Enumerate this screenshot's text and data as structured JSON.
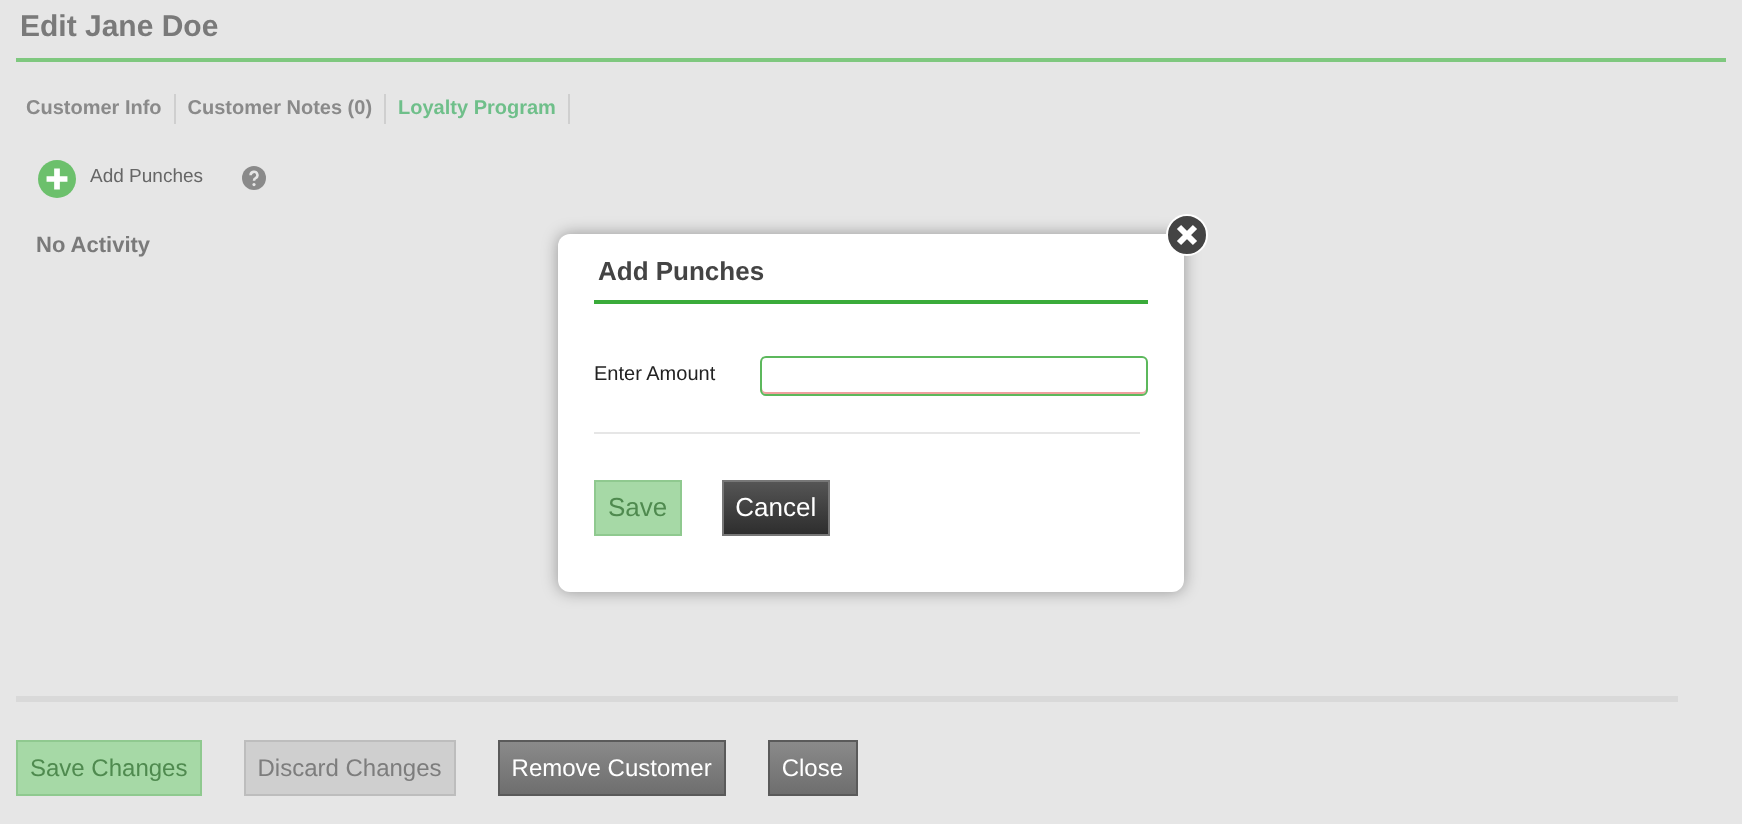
{
  "title": "Edit Jane Doe",
  "tabs": [
    {
      "label": "Customer Info",
      "selected": false
    },
    {
      "label": "Customer Notes (0)",
      "selected": false
    },
    {
      "label": "Loyalty Program",
      "selected": true
    }
  ],
  "add_action": {
    "label": "Add Punches"
  },
  "empty_message": "No Activity",
  "footer_buttons": [
    {
      "label": "Save Changes",
      "kind": "primary",
      "disabled": true
    },
    {
      "label": "Discard Changes",
      "kind": "secondary",
      "disabled": true
    },
    {
      "label": "Remove Customer",
      "kind": "dark",
      "disabled": false
    },
    {
      "label": "Close",
      "kind": "dark",
      "disabled": false
    }
  ],
  "dialog": {
    "title": "Add Punches",
    "field_label": "Enter Amount",
    "invalid": true,
    "buttons": [
      {
        "label": "Save",
        "kind": "primary",
        "disabled": true
      },
      {
        "label": "Cancel",
        "kind": "black",
        "disabled": false
      }
    ]
  }
}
+ + + + + + +
→ Stated problem: Take every line containing the word "Changes" and copy it.

→ Right answer:
      "label": "Save Changes",
      "label": "Discard Changes",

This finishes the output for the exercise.